- **Record list**

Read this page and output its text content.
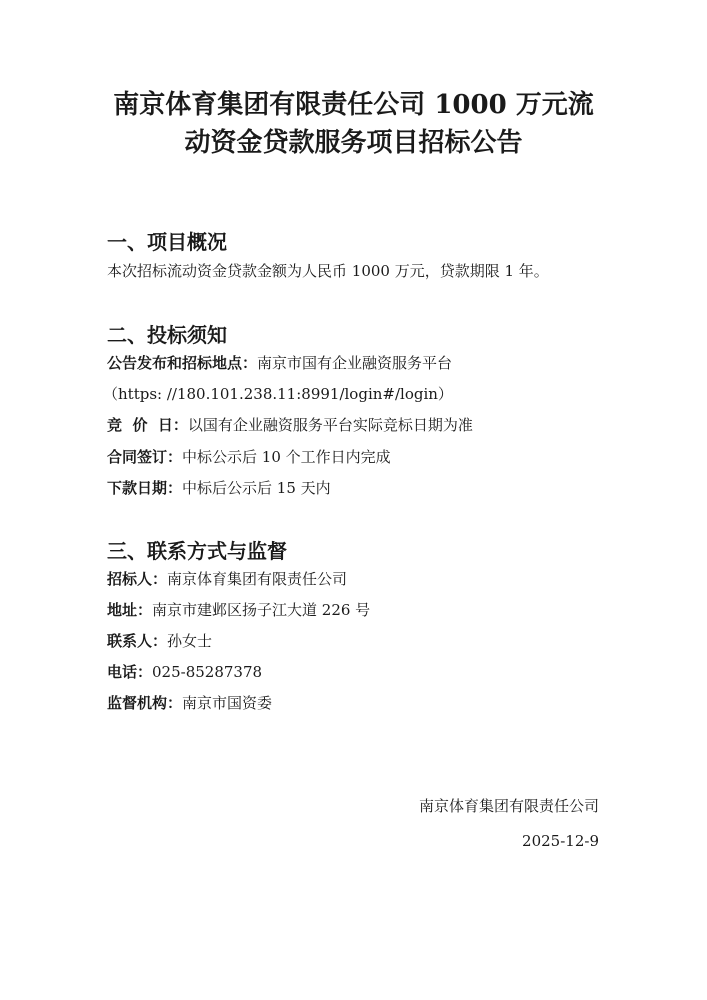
南京体育集团有限责任公司 1000 万元流
动资金贷款服务项目招标公告
一、项目概况
本次招标流动资金贷款金额为人民币 1000 万元，贷款期限 1 年。
二、投标须知
公告发布和招标地点：南京市国有企业融资服务平台
（https: //180.101.238.11:8991/login#/login）
竞  价  日：以国有企业融资服务平台实际竞标日期为准
合同签订：中标公示后 10 个工作日内完成
下款日期：中标后公示后 15 天内
三、联系方式与监督
招标人：南京体育集团有限责任公司
地址：南京市建邺区扬子江大道 226 号
联系人：孙女士
电话：025-85287378
监督机构：南京市国资委
南京体育集团有限责任公司
2025-12-9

- **Your task**
Leave out the pictures and give the rest of the records again exactly.

- **Worked answer**
Read this page and output its text content.
南京体育集团有限责任公司 1000 万元流
动资金贷款服务项目招标公告
一、项目概况
本次招标流动资金贷款金额为人民币 1000 万元，贷款期限 1 年。
二、投标须知
公告发布和招标地点：南京市国有企业融资服务平台
（https: //180.101.238.11:8991/login#/login）
竞  价  日：以国有企业融资服务平台实际竞标日期为准
合同签订：中标公示后 10 个工作日内完成
下款日期：中标后公示后 15 天内
三、联系方式与监督
招标人：南京体育集团有限责任公司
地址：南京市建邺区扬子江大道 226 号
联系人：孙女士
电话：025-85287378
监督机构：南京市国资委
南京体育集团有限责任公司
2025-12-9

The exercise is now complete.